Recorded data:
<<<<

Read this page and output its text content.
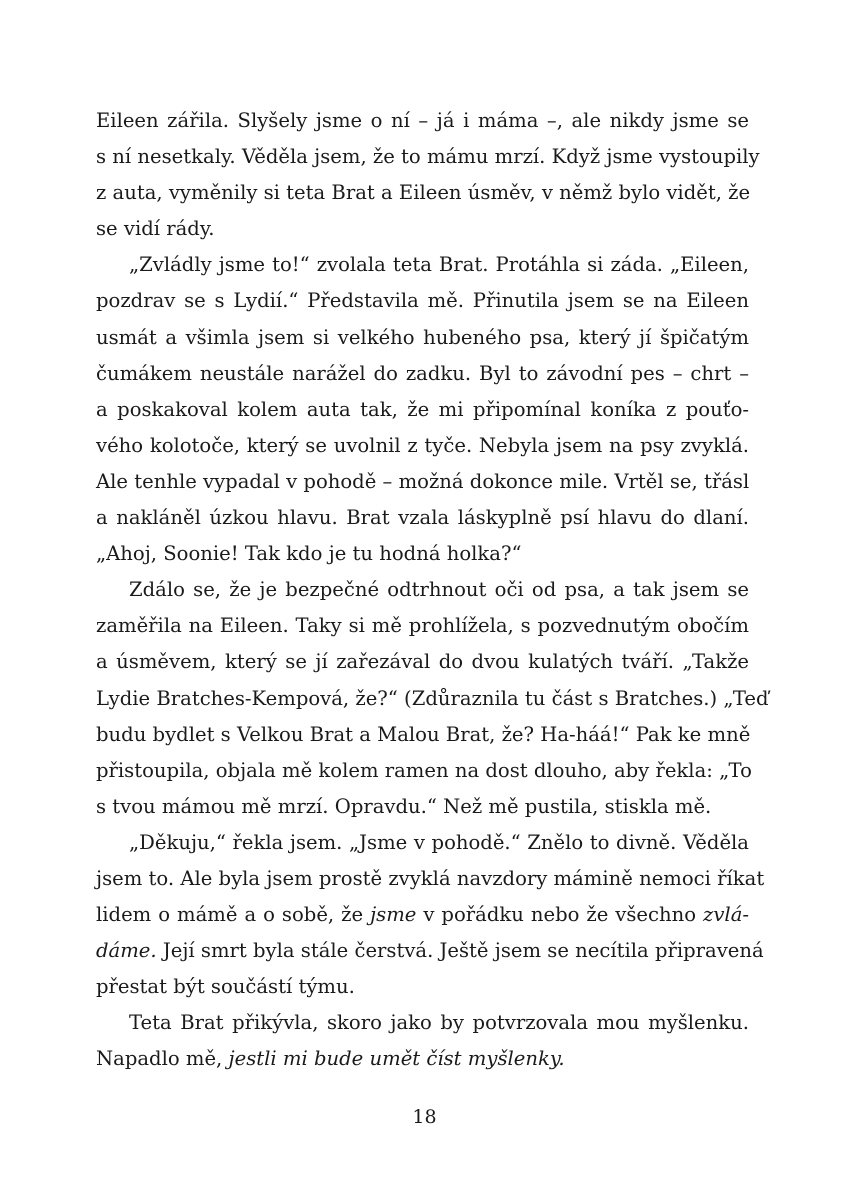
Eileen zářila. Slyšely jsme o ní – já i máma –, ale nikdy jsme se
s ní nesetkaly. Věděla jsem, že to mámu mrzí. Když jsme vystoupily
z auta, vyměnily si teta Brat a Eileen úsměv, v němž bylo vidět, že
se vidí rády.
„Zvládly jsme to!“ zvolala teta Brat. Protáhla si záda. „Eileen,
pozdrav se s Lydií.“ Představila mě. Přinutila jsem se na Eileen
usmát a všimla jsem si velkého hubeného psa, který jí špičatým
čumákem neustále narážel do zadku. Byl to závodní pes – chrt –
a poskakoval kolem auta tak, že mi připomínal koníka z pouťo-
vého kolotoče, který se uvolnil z tyče. Nebyla jsem na psy zvyklá.
Ale tenhle vypadal v pohodě – možná dokonce mile. Vrtěl se, třásl
a nakláněl úzkou hlavu. Brat vzala láskyplně psí hlavu do dlaní.
„Ahoj, Soonie! Tak kdo je tu hodná holka?“
Zdálo se, že je bezpečné odtrhnout oči od psa, a tak jsem se
zaměřila na Eileen. Taky si mě prohlížela, s pozvednutým obočím
a úsměvem, který se jí zařezával do dvou kulatých tváří. „Takže
Lydie Bratches-Kempová, že?“ (Zdůraznila tu část s Bratches.) „Teď
budu bydlet s Velkou Brat a Malou Brat, že? Ha-háá!“ Pak ke mně
přistoupila, objala mě kolem ramen na dost dlouho, aby řekla: „To
s tvou mámou mě mrzí. Opravdu.“ Než mě pustila, stiskla mě.
„Děkuju,“ řekla jsem. „Jsme v pohodě.“ Znělo to divně. Věděla
jsem to. Ale byla jsem prostě zvyklá navzdory mámině nemoci říkat
lidem o mámě a o sobě, že jsme v pořádku nebo že všechno zvlá-
dáme. Její smrt byla stále čerstvá. Ještě jsem se necítila připravená
přestat být součástí týmu.
Teta Brat přikývla, skoro jako by potvrzovala mou myšlenku.
Napadlo mě, jestli mi bude umět číst myšlenky.
18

>>>>

Return every line in the listing that contains the word "zvyklá".

vého kolotoče, který se uvolnil z tyče. Nebyla jsem na psy zvyklá.
jsem to. Ale byla jsem prostě zvyklá navzdory mámině nemoci říkat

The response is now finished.